• YOUR GOAL
Show every line below where "Inverter" can be found.

Records from a data source:
** BEGIN **

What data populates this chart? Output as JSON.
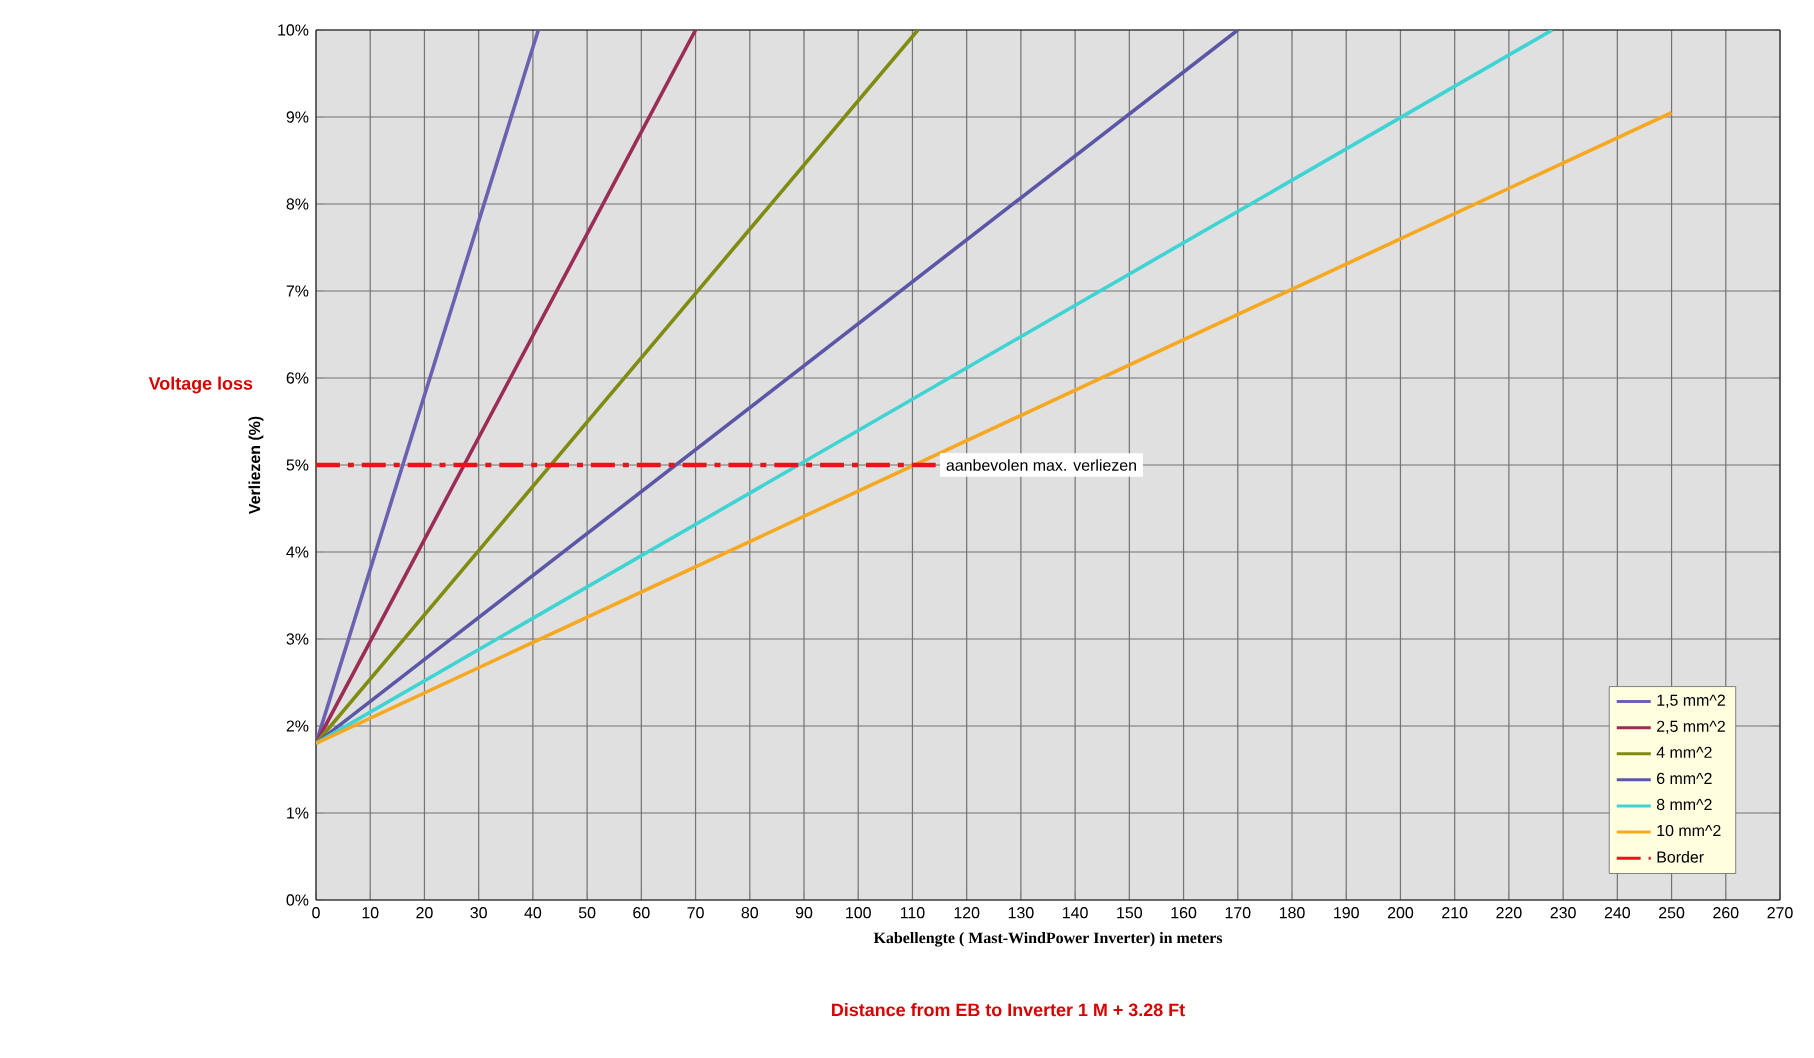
{
  "chart_data": {
    "type": "line",
    "xlabel": "Kabellengte ( Mast-WindPower Inverter) in meters",
    "ylabel": "Verliezen (%)",
    "xlim": [
      0,
      270
    ],
    "ylim": [
      0,
      10
    ],
    "xticks": [
      0,
      10,
      20,
      30,
      40,
      50,
      60,
      70,
      80,
      90,
      100,
      110,
      120,
      130,
      140,
      150,
      160,
      170,
      180,
      190,
      200,
      210,
      220,
      230,
      240,
      250,
      260,
      270
    ],
    "yticks": [
      {
        "value": 0,
        "label": "0%"
      },
      {
        "value": 1,
        "label": "1%"
      },
      {
        "value": 2,
        "label": "2%"
      },
      {
        "value": 3,
        "label": "3%"
      },
      {
        "value": 4,
        "label": "4%"
      },
      {
        "value": 5,
        "label": "5%"
      },
      {
        "value": 6,
        "label": "6%"
      },
      {
        "value": 7,
        "label": "7%"
      },
      {
        "value": 8,
        "label": "8%"
      },
      {
        "value": 9,
        "label": "9%"
      },
      {
        "value": 10,
        "label": "10%"
      }
    ],
    "grid": true,
    "legend": "bottom right",
    "marker": "none",
    "line_style": "solid",
    "series": [
      {
        "name": "1,5 mm^2",
        "color": "#6a62b0",
        "x": [
          0,
          41
        ],
        "values": [
          1.8,
          10
        ]
      },
      {
        "name": "2,5 mm^2",
        "color": "#9a2c55",
        "x": [
          0,
          70
        ],
        "values": [
          1.8,
          10
        ]
      },
      {
        "name": "4 mm^2",
        "color": "#7f8c10",
        "x": [
          0,
          111
        ],
        "values": [
          1.8,
          10
        ]
      },
      {
        "name": "6 mm^2",
        "color": "#5c56a6",
        "x": [
          0,
          170
        ],
        "values": [
          1.8,
          10
        ]
      },
      {
        "name": "8 mm^2",
        "color": "#3fd3d3",
        "x": [
          0,
          228
        ],
        "values": [
          1.8,
          10
        ]
      },
      {
        "name": "10 mm^2",
        "color": "#f6a820",
        "x": [
          0,
          250
        ],
        "values": [
          1.8,
          9.05
        ]
      }
    ],
    "ref_lines": [
      {
        "axis": "y",
        "value": 5,
        "label": "Border",
        "color": "#e8141a",
        "line_style": "dashed"
      }
    ],
    "annotations": [
      {
        "text": "aanbevolen max. verliezen",
        "x": 115,
        "y": 5
      },
      "Voltage loss",
      "Distance from EB to Inverter   1 M + 3.28 Ft"
    ]
  }
}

** END **

• TASK OUTPUT
    "xlabel": "Kabellengte ( Mast-WindPower Inverter) in meters",
      "Distance from EB to Inverter   1 M + 3.28 Ft"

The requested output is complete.